> _SELECTED TEXT_
* * *

Hash Maps (Maps)

Thus far in the text, we have only discussed storing keys in a data structure, and we have discussed numerous data structures that can be used to find, insert, and remove keys (as well as their respective trade-offs). Then, throughout this chapter, we introduced the Hash Table, a data structure that, on average, performs extremely fast (i.e., constant-time) find, insert, and remove operations.

However, what if we wanted to push further than simply storing keys? For example, if we were to teach a class and wanted to store the students’ names, we could represent them as strings and store them in a Hash Table, which would allow us to see if a student is enrolled in our class in constant time. However, what if we wanted to also store the students’ grades? In other words, we can already query a student’s name against our Hash Table and receive “true” or “false” if the student is in our table or not, but what if we want to instead return the student’s grade?

The functionality we have described, in which we query a key and receive a value, is defined in the Map ADT, which we will formally describe very soon. After discussing the Map ADT, we will introduce a data structure that utilizes the techniques we used in Hash Tables to implement the Map ADT: the Hash Map.

Sad Fact: Most people do not know the difference between a Hash Table and a Hash Map, and as a result, they use the terms interchangeably, so beware! As you will learn, though a Hash Map is built on the same premise as a Hash Table, it is a bit different and arguably more convenient in day-to-day programming.

* * *

> _SET TASK 1_
List the operations that the hash maps passage above says a Hash Table performs, on average, in constant time.
> _SET TASK 2_
Extend the hash maps passage above, starting after its final sentence.

> _DATASET EXCERPT_
* * *

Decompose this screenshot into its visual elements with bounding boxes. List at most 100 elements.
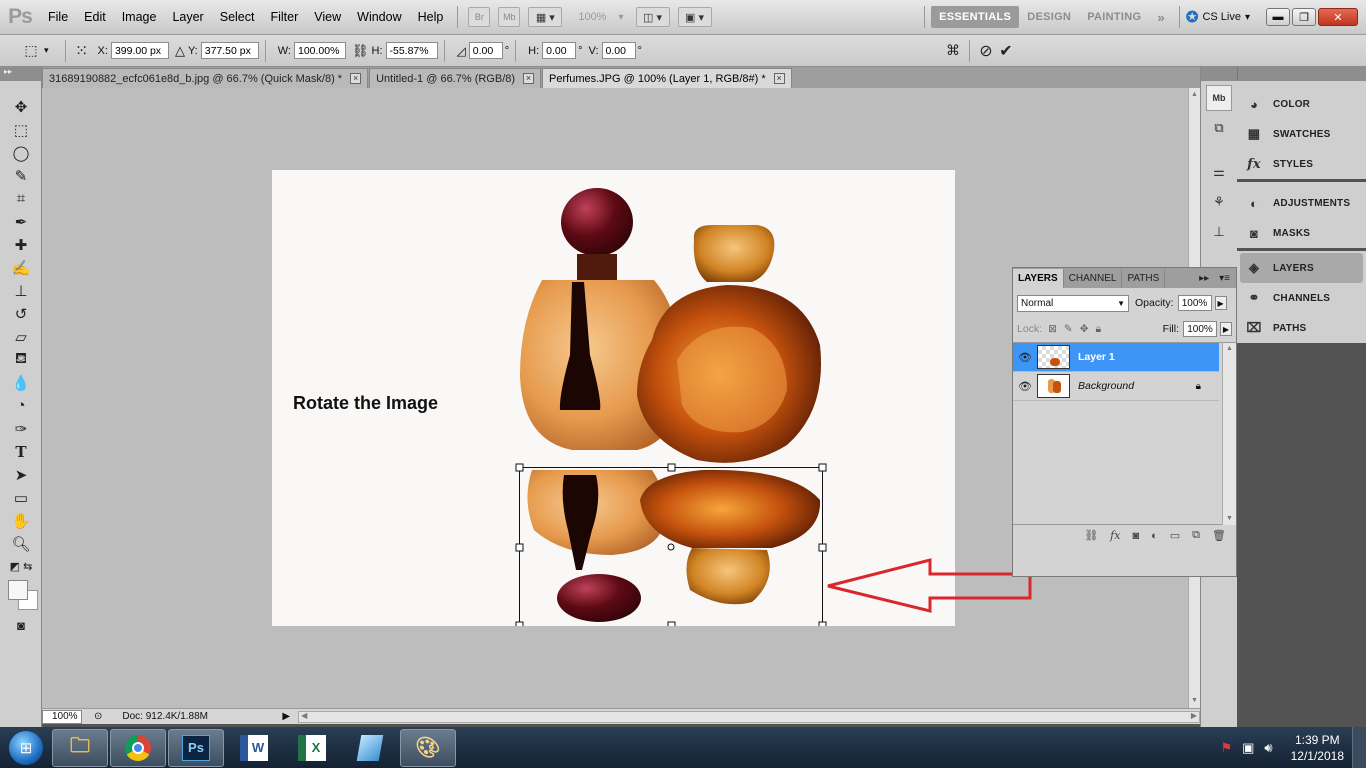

* * *

> _OUTPUT 1_
find, insert, remove

> _OUTPUT 2_
Note: If you have experience programming in Python and have used a Python dictionary, then congratulations! You have been using a Hash Map all along and are already one step (no pun intended) ahead of us! If you have no clue what we are talking about, then read on!

As we mentioned in the previous step, our goal is to have some efficient way to store students and their grades such that we could query our data structure with a student’s name and then have it return to us their grade. We could, of course, store the student names and grades in separate Hash Tables, but how would we know which student has which grade?

Consequently, we want to find a way to be able to store a student’s name with his or her letter grade. This is where the Map Abstract Data Type comes into play! The Map ADT allows us to map keys to their corresponding values. The Map ADT is often called an associative array because it gives us the benefit of being able to associatively cluster our data.

Formally, the Map ADT is defined by the following set of functions:

put(key,value): perform the insertion, and return the previous value if overwriting, otherwise NULL
get(key): return the value associated with key if key is in the Map, otherwise fail
remove(key): remove the (key, value) pair associated with key, and return value upon success or NULL on failure
size(): return the number of (key, value) pairs currently stored in the Map
isEmpty(): return true if the Map does not contain any (key, value) pairs, otherwise return false

We have now formally defined the Map ADT, but how can we go about actually implementing it?

The Map ADT can theoretically be implemented in a multitude of ways. For example, we could implement it as a Binary Search Tree: we would store two items inside each node, the key and the value, and we would keep the Binary Search Tree ordering property based on just keys.

However, if we didn’t care so much about the sorting property but rather wanted faster put and has operations (e.g. constant time), then the Map ADT could also be implemented effectively as a Hash Table: we refer to this implementation as a Hash Map.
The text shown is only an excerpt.